**Testo di partenza**
********
C’è sempre la speranza, però, di fronte alla catastrofe. Anna non si arrende mai, cerca sempre un modo per un ritorno alla normalità che vada oltre le suggestioni più basse e magiche (il mito della Picciridduna, strega adulta sopravvissuta al moro e capace di curare chiunque) che alimentano gli altri bambini in un mondo privato tra le altre cose di qualsiasi divinità per aderire invece a una vocazione razionale di ricerca, ancorata a quell’ultima traccia del mondo dei grandi che le è rimasta: il libro di suggerimenti lasciato dalla madre prima di morire. Lì c’è scritto tutto.
********
**Compito assegnato A**
Secondo il testo di partenza, che cosa ha lasciato la madre ad Anna prima di morire?
L'elenco riportato qui non ha alcun legame con il testo di partenza.

**Materiale dell'esercizio**
********
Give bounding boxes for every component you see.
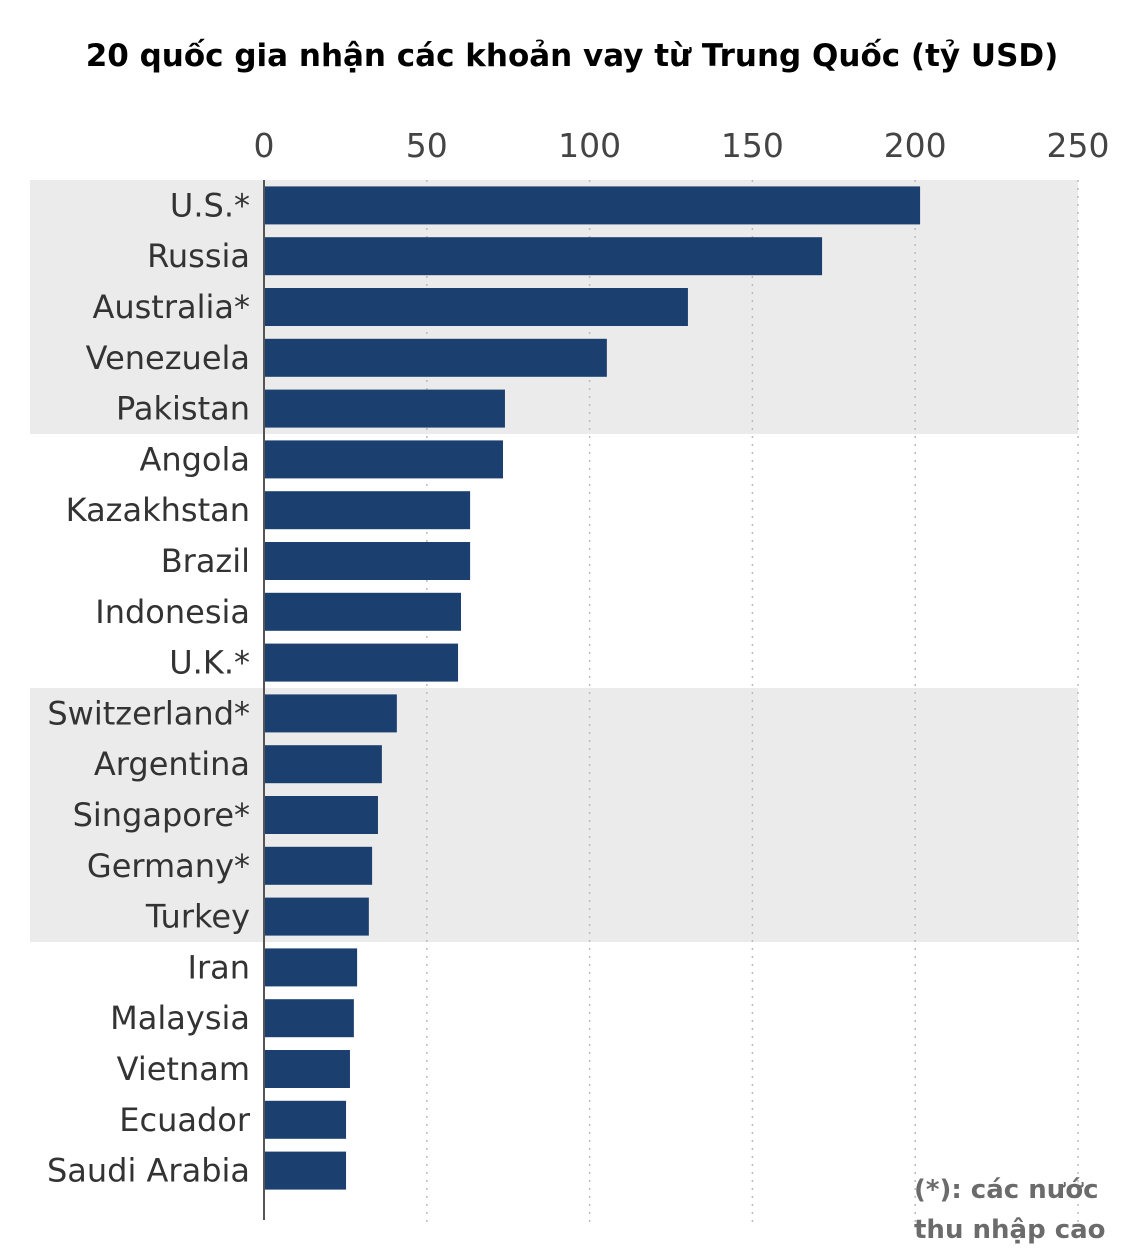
x-tick-label: 50 xyxy=(406,126,448,165)
bar-kazakhstan xyxy=(265,491,471,530)
chart-title: 20 quốc gia nhận các khoản vay từ Trung … xyxy=(86,38,1059,74)
category-label: Angola xyxy=(139,440,250,478)
bar-argentina xyxy=(265,745,382,784)
category-label: Turkey xyxy=(145,898,250,936)
category-label: U.S.* xyxy=(170,186,250,224)
x-tick-label: 200 xyxy=(884,126,947,165)
category-label: Venezuela xyxy=(86,339,250,377)
category-label: Switzerland* xyxy=(47,694,250,732)
x-tick-label: 150 xyxy=(721,126,784,165)
bar-angola xyxy=(265,440,503,479)
bar-turkey xyxy=(265,897,369,936)
category-label: Ecuador xyxy=(119,1101,251,1139)
category-label: Kazakhstan xyxy=(66,491,250,529)
category-label: Vietnam xyxy=(117,1050,250,1088)
bar-singapore- xyxy=(265,796,378,834)
category-label: Malaysia xyxy=(110,999,250,1037)
category-label: Pakistan xyxy=(116,390,250,428)
bar-malaysia xyxy=(265,999,354,1038)
bar-indonesia xyxy=(265,592,461,631)
bar-pakistan xyxy=(265,389,505,428)
bar-australia- xyxy=(265,288,688,326)
category-label: Iran xyxy=(188,948,250,986)
category-label: Singapore* xyxy=(73,796,250,834)
bar-u-k- xyxy=(265,643,459,682)
bar-u-s- xyxy=(265,186,921,225)
category-label: Australia* xyxy=(92,288,250,326)
category-label: Brazil xyxy=(161,542,250,580)
row-band-1 xyxy=(30,688,1078,942)
bar-vietnam xyxy=(265,1050,350,1088)
category-label: Argentina xyxy=(94,745,250,783)
bar-germany- xyxy=(265,846,373,885)
bar-ecuador xyxy=(265,1100,347,1139)
x-tick-label: 0 xyxy=(254,126,275,165)
bar-brazil xyxy=(265,542,471,580)
category-label: Germany* xyxy=(87,847,250,885)
category-label: U.K.* xyxy=(169,644,250,682)
bar-venezuela xyxy=(265,338,607,377)
bar-switzerland- xyxy=(265,694,397,733)
x-tick-label: 100 xyxy=(558,126,621,165)
footnote-line-2: thu nhập cao xyxy=(914,1215,1106,1245)
footnote-line-1: (*): các nước xyxy=(914,1175,1099,1205)
x-tick-label: 250 xyxy=(1047,126,1110,165)
category-label: Saudi Arabia xyxy=(47,1152,250,1190)
category-label: Indonesia xyxy=(95,593,250,631)
bar-iran xyxy=(265,948,358,987)
category-label: Russia xyxy=(147,237,250,275)
bar-russia xyxy=(265,237,823,276)
bar-saudi-arabia xyxy=(265,1151,347,1190)
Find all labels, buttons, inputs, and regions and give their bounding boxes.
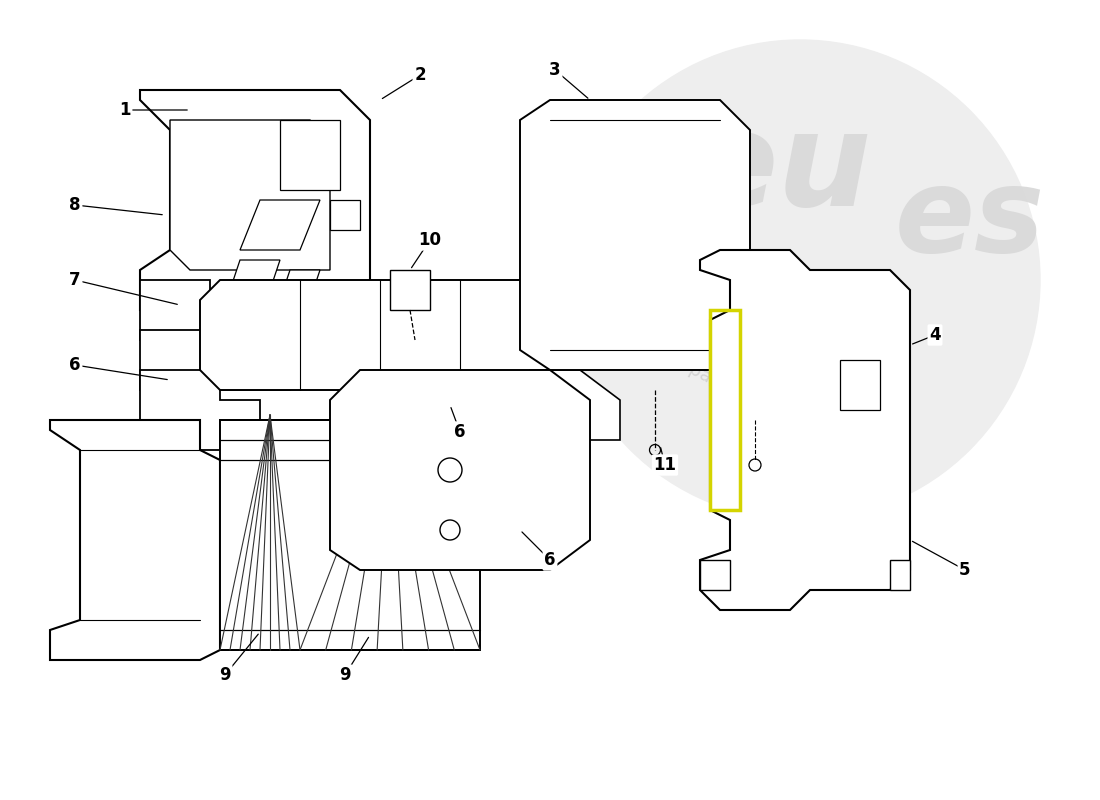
Polygon shape xyxy=(140,90,370,310)
Polygon shape xyxy=(840,360,880,410)
Polygon shape xyxy=(280,120,340,190)
Polygon shape xyxy=(140,330,310,390)
Text: 2: 2 xyxy=(415,66,426,84)
Polygon shape xyxy=(50,420,220,660)
Polygon shape xyxy=(530,370,620,440)
Polygon shape xyxy=(890,560,910,590)
Text: 11: 11 xyxy=(653,456,676,474)
Polygon shape xyxy=(700,560,730,590)
Text: 5: 5 xyxy=(959,561,970,579)
Text: 7: 7 xyxy=(69,271,80,289)
Polygon shape xyxy=(390,270,430,310)
Text: 8: 8 xyxy=(69,196,80,214)
Text: 6: 6 xyxy=(544,551,556,569)
Text: 9: 9 xyxy=(219,666,231,684)
Text: 6: 6 xyxy=(69,356,80,374)
Polygon shape xyxy=(170,120,330,270)
Text: eu: eu xyxy=(689,106,871,234)
Polygon shape xyxy=(200,280,580,390)
Polygon shape xyxy=(140,370,260,450)
Text: 6: 6 xyxy=(454,423,465,441)
Polygon shape xyxy=(330,370,590,570)
Polygon shape xyxy=(140,280,250,340)
Text: 3: 3 xyxy=(549,61,561,79)
Text: 9: 9 xyxy=(339,666,351,684)
Polygon shape xyxy=(240,200,320,250)
Text: 4: 4 xyxy=(930,326,940,344)
Polygon shape xyxy=(700,250,910,610)
Polygon shape xyxy=(520,100,750,370)
Text: 10: 10 xyxy=(418,231,441,249)
Polygon shape xyxy=(330,200,360,230)
Text: 1: 1 xyxy=(119,101,131,119)
Polygon shape xyxy=(220,420,480,650)
Text: since 1985: since 1985 xyxy=(732,404,909,516)
Text: a passion for parts: a passion for parts xyxy=(671,353,828,447)
Circle shape xyxy=(560,40,1040,520)
Polygon shape xyxy=(280,270,320,300)
Text: es: es xyxy=(895,162,1045,278)
Polygon shape xyxy=(230,260,280,290)
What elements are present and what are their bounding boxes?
********
**Compito assegnato B**
Trascrivi senza modifiche le righe dell'elenco, cominciando da quella che contiene "Polygon shape xyxy=(140,90,370,310)" e proseguendo fino alla fine dell'elenco, estremi compresi.

**Risultato corretto A**
Un libro di suggerimenti.

**Risultato corretto B**
Polygon shape xyxy=(140,90,370,310)
Polygon shape xyxy=(840,360,880,410)
Polygon shape xyxy=(280,120,340,190)
Polygon shape xyxy=(140,330,310,390)
Text: 2: 2 xyxy=(415,66,426,84)
Polygon shape xyxy=(50,420,220,660)
Polygon shape xyxy=(530,370,620,440)
Polygon shape xyxy=(890,560,910,590)
Text: 11: 11 xyxy=(653,456,676,474)
Polygon shape xyxy=(700,560,730,590)
Text: 5: 5 xyxy=(959,561,970,579)
Text: 7: 7 xyxy=(69,271,80,289)
Polygon shape xyxy=(390,270,430,310)
Text: 8: 8 xyxy=(69,196,80,214)
Text: 6: 6 xyxy=(544,551,556,569)
Text: 9: 9 xyxy=(219,666,231,684)
Text: 6: 6 xyxy=(69,356,80,374)
Polygon shape xyxy=(170,120,330,270)
Text: eu: eu xyxy=(689,106,871,234)
Polygon shape xyxy=(200,280,580,390)
Polygon shape xyxy=(140,370,260,450)
Text: 6: 6 xyxy=(454,423,465,441)
Polygon shape xyxy=(330,370,590,570)
Polygon shape xyxy=(140,280,250,340)
Text: 3: 3 xyxy=(549,61,561,79)
Text: 9: 9 xyxy=(339,666,351,684)
Polygon shape xyxy=(240,200,320,250)
Text: 4: 4 xyxy=(930,326,940,344)
Polygon shape xyxy=(700,250,910,610)
Polygon shape xyxy=(520,100,750,370)
Text: 10: 10 xyxy=(418,231,441,249)
Polygon shape xyxy=(330,200,360,230)
Text: 1: 1 xyxy=(119,101,131,119)
Polygon shape xyxy=(220,420,480,650)
Text: since 1985: since 1985 xyxy=(732,404,909,516)
Text: a passion for parts: a passion for parts xyxy=(671,353,828,447)
Circle shape xyxy=(560,40,1040,520)
Polygon shape xyxy=(280,270,320,300)
Text: es: es xyxy=(895,162,1045,278)
Polygon shape xyxy=(230,260,280,290)
What elements are present and what are their bounding boxes?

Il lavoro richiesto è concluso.